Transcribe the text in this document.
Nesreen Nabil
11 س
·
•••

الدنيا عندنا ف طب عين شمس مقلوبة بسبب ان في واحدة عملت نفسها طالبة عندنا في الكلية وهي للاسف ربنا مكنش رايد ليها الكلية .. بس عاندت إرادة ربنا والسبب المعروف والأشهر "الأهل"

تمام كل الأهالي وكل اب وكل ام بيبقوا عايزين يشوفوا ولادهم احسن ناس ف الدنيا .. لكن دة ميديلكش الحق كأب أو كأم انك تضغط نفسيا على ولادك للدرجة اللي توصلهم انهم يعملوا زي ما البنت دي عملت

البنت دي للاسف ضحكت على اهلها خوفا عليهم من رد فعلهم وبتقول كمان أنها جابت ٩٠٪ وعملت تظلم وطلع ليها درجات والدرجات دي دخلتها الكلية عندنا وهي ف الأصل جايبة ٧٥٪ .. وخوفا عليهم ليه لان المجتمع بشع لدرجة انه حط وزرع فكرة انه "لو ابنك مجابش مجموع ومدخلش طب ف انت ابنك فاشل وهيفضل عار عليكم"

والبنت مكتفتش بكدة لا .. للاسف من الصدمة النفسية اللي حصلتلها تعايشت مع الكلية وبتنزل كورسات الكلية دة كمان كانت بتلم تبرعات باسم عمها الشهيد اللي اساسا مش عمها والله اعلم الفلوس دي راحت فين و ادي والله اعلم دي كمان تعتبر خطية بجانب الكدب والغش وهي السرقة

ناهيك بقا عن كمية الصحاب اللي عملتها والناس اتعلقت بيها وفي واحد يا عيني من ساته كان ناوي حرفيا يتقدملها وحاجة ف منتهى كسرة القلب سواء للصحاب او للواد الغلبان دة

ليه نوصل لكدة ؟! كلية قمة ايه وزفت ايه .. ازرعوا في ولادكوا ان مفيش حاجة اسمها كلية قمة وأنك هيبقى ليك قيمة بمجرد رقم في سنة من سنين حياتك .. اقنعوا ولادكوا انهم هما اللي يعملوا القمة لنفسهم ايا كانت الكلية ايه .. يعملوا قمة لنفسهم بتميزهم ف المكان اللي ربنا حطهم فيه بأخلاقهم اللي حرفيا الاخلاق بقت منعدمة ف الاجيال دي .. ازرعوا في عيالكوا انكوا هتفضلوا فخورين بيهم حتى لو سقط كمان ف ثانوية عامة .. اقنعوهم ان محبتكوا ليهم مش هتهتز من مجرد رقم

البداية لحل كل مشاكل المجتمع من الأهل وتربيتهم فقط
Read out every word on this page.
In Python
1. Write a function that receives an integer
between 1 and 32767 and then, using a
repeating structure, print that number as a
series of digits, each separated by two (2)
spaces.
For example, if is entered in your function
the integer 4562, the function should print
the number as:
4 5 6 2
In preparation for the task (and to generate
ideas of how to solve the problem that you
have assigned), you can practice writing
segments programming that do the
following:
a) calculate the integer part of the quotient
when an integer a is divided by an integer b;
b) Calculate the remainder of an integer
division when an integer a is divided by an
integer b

Objective: Transcribe the records above exactly, but only from the line that contains "Read out every word on this page." through their final line, inclusive.

The result:
Read out every word on this page.
In Python
1. Write a function that receives an integer
between 1 and 32767 and then, using a
repeating structure, print that number as a
series of digits, each separated by two (2)
spaces.
For example, if is entered in your function
the integer 4562, the function should print
the number as:
4 5 6 2
In preparation for the task (and to generate
ideas of how to solve the problem that you
have assigned), you can practice writing
segments programming that do the
following:
a) calculate the integer part of the quotient
when an integer a is divided by an integer b;
b) Calculate the remainder of an integer
division when an integer a is divided by an
integer b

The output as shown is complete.